◆ Given request
Give every entry again, word for word.

++++ Provided material

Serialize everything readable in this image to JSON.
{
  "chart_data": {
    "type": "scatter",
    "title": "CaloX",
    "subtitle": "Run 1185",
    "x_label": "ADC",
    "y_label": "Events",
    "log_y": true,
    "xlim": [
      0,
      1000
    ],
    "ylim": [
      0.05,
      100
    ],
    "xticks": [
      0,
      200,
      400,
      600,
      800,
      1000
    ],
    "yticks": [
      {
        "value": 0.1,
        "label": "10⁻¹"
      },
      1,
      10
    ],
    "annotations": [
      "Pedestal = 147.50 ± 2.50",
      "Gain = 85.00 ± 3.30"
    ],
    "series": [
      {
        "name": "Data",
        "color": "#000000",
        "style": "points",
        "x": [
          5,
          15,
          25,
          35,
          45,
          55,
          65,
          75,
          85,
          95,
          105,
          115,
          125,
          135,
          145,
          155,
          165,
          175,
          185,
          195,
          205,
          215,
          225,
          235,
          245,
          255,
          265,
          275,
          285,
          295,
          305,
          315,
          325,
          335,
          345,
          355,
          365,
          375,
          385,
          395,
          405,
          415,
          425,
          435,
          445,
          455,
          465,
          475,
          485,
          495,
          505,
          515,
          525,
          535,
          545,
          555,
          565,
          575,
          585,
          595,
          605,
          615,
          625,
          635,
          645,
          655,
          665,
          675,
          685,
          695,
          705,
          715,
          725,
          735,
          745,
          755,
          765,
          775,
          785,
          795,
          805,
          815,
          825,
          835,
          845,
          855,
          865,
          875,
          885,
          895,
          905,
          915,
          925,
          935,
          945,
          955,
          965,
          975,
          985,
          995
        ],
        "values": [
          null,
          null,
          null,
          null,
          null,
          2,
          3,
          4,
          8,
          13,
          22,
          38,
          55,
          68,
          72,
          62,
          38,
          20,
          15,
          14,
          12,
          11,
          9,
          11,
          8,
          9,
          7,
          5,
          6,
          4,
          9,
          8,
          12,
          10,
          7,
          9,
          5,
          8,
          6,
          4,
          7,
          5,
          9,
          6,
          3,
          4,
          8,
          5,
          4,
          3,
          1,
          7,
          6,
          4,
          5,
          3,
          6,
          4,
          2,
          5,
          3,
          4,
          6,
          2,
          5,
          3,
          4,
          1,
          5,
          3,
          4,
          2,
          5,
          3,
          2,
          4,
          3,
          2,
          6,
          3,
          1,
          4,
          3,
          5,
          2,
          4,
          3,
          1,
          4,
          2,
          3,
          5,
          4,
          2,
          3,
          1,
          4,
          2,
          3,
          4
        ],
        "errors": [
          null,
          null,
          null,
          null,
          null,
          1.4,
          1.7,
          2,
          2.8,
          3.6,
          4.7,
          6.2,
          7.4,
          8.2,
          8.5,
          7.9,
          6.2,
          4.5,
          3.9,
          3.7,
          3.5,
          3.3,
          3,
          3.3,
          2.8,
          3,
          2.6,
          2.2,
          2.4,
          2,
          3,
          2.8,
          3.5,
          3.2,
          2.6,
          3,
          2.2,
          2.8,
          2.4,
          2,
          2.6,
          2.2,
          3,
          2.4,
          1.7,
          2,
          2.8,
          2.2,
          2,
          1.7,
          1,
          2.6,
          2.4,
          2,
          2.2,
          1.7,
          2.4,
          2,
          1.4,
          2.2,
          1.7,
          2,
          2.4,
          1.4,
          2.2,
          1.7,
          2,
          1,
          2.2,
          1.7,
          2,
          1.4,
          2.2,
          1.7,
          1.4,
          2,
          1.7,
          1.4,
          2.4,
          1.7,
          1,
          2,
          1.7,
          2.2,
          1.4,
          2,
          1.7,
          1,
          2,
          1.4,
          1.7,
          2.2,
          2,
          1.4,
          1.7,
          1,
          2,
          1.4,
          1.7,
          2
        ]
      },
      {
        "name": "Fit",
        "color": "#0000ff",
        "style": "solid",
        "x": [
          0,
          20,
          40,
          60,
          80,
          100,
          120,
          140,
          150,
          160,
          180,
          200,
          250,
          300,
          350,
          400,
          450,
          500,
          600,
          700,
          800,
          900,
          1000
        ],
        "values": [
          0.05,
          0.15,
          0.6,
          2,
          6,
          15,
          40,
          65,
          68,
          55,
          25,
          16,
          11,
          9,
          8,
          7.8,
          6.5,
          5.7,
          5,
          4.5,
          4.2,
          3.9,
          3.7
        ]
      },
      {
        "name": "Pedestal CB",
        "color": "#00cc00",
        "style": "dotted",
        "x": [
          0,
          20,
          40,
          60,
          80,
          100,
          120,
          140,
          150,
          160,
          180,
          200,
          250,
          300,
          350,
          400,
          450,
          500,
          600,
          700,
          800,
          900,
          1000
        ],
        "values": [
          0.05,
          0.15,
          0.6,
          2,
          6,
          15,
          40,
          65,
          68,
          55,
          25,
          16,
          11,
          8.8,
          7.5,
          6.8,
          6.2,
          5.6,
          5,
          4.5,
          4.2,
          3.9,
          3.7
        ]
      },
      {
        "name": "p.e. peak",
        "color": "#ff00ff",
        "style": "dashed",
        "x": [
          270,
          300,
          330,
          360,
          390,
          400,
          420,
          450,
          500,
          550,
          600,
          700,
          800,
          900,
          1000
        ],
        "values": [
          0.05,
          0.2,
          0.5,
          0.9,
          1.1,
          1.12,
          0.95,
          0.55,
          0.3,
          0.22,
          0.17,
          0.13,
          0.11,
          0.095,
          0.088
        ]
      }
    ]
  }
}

++++++++

◆ Solution for this problem
Serialize everything readable in this image to JSON.
{
  "chart_data": {
    "type": "scatter",
    "title": "CaloX",
    "subtitle": "Run 1185",
    "x_label": "ADC",
    "y_label": "Events",
    "log_y": true,
    "xlim": [
      0,
      1000
    ],
    "ylim": [
      0.05,
      100
    ],
    "xticks": [
      0,
      200,
      400,
      600,
      800,
      1000
    ],
    "yticks": [
      {
        "value": 0.1,
        "label": "10⁻¹"
      },
      1,
      10
    ],
    "annotations": [
      "Pedestal = 147.50 ± 2.50",
      "Gain = 85.00 ± 3.30"
    ],
    "series": [
      {
        "name": "Data",
        "color": "#000000",
        "style": "points",
        "x": [
          5,
          15,
          25,
          35,
          45,
          55,
          65,
          75,
          85,
          95,
          105,
          115,
          125,
          135,
          145,
          155,
          165,
          175,
          185,
          195,
          205,
          215,
          225,
          235,
          245,
          255,
          265,
          275,
          285,
          295,
          305,
          315,
          325,
          335,
          345,
          355,
          365,
          375,
          385,
          395,
          405,
          415,
          425,
          435,
          445,
          455,
          465,
          475,
          485,
          495,
          505,
          515,
          525,
          535,
          545,
          555,
          565,
          575,
          585,
          595,
          605,
          615,
          625,
          635,
          645,
          655,
          665,
          675,
          685,
          695,
          705,
          715,
          725,
          735,
          745,
          755,
          765,
          775,
          785,
          795,
          805,
          815,
          825,
          835,
          845,
          855,
          865,
          875,
          885,
          895,
          905,
          915,
          925,
          935,
          945,
          955,
          965,
          975,
          985,
          995
        ],
        "values": [
          null,
          null,
          null,
          null,
          null,
          2,
          3,
          4,
          8,
          13,
          22,
          38,
          55,
          68,
          72,
          62,
          38,
          20,
          15,
          14,
          12,
          11,
          9,
          11,
          8,
          9,
          7,
          5,
          6,
          4,
          9,
          8,
          12,
          10,
          7,
          9,
          5,
          8,
          6,
          4,
          7,
          5,
          9,
          6,
          3,
          4,
          8,
          5,
          4,
          3,
          1,
          7,
          6,
          4,
          5,
          3,
          6,
          4,
          2,
          5,
          3,
          4,
          6,
          2,
          5,
          3,
          4,
          1,
          5,
          3,
          4,
          2,
          5,
          3,
          2,
          4,
          3,
          2,
          6,
          3,
          1,
          4,
          3,
          5,
          2,
          4,
          3,
          1,
          4,
          2,
          3,
          5,
          4,
          2,
          3,
          1,
          4,
          2,
          3,
          4
        ],
        "errors": [
          null,
          null,
          null,
          null,
          null,
          1.4,
          1.7,
          2,
          2.8,
          3.6,
          4.7,
          6.2,
          7.4,
          8.2,
          8.5,
          7.9,
          6.2,
          4.5,
          3.9,
          3.7,
          3.5,
          3.3,
          3,
          3.3,
          2.8,
          3,
          2.6,
          2.2,
          2.4,
          2,
          3,
          2.8,
          3.5,
          3.2,
          2.6,
          3,
          2.2,
          2.8,
          2.4,
          2,
          2.6,
          2.2,
          3,
          2.4,
          1.7,
          2,
          2.8,
          2.2,
          2,
          1.7,
          1,
          2.6,
          2.4,
          2,
          2.2,
          1.7,
          2.4,
          2,
          1.4,
          2.2,
          1.7,
          2,
          2.4,
          1.4,
          2.2,
          1.7,
          2,
          1,
          2.2,
          1.7,
          2,
          1.4,
          2.2,
          1.7,
          1.4,
          2,
          1.7,
          1.4,
          2.4,
          1.7,
          1,
          2,
          1.7,
          2.2,
          1.4,
          2,
          1.7,
          1,
          2,
          1.4,
          1.7,
          2.2,
          2,
          1.4,
          1.7,
          1,
          2,
          1.4,
          1.7,
          2
        ]
      },
      {
        "name": "Fit",
        "color": "#0000ff",
        "style": "solid",
        "x": [
          0,
          20,
          40,
          60,
          80,
          100,
          120,
          140,
          150,
          160,
          180,
          200,
          250,
          300,
          350,
          400,
          450,
          500,
          600,
          700,
          800,
          900,
          1000
        ],
        "values": [
          0.05,
          0.15,
          0.6,
          2,
          6,
          15,
          40,
          65,
          68,
          55,
          25,
          16,
          11,
          9,
          8,
          7.8,
          6.5,
          5.7,
          5,
          4.5,
          4.2,
          3.9,
          3.7
        ]
      },
      {
        "name": "Pedestal CB",
        "color": "#00cc00",
        "style": "dotted",
        "x": [
          0,
          20,
          40,
          60,
          80,
          100,
          120,
          140,
          150,
          160,
          180,
          200,
          250,
          300,
          350,
          400,
          450,
          500,
          600,
          700,
          800,
          900,
          1000
        ],
        "values": [
          0.05,
          0.15,
          0.6,
          2,
          6,
          15,
          40,
          65,
          68,
          55,
          25,
          16,
          11,
          8.8,
          7.5,
          6.8,
          6.2,
          5.6,
          5,
          4.5,
          4.2,
          3.9,
          3.7
        ]
      },
      {
        "name": "p.e. peak",
        "color": "#ff00ff",
        "style": "dashed",
        "x": [
          270,
          300,
          330,
          360,
          390,
          400,
          420,
          450,
          500,
          550,
          600,
          700,
          800,
          900,
          1000
        ],
        "values": [
          0.05,
          0.2,
          0.5,
          0.9,
          1.1,
          1.12,
          0.95,
          0.55,
          0.3,
          0.22,
          0.17,
          0.13,
          0.11,
          0.095,
          0.088
        ]
      }
    ]
  }
}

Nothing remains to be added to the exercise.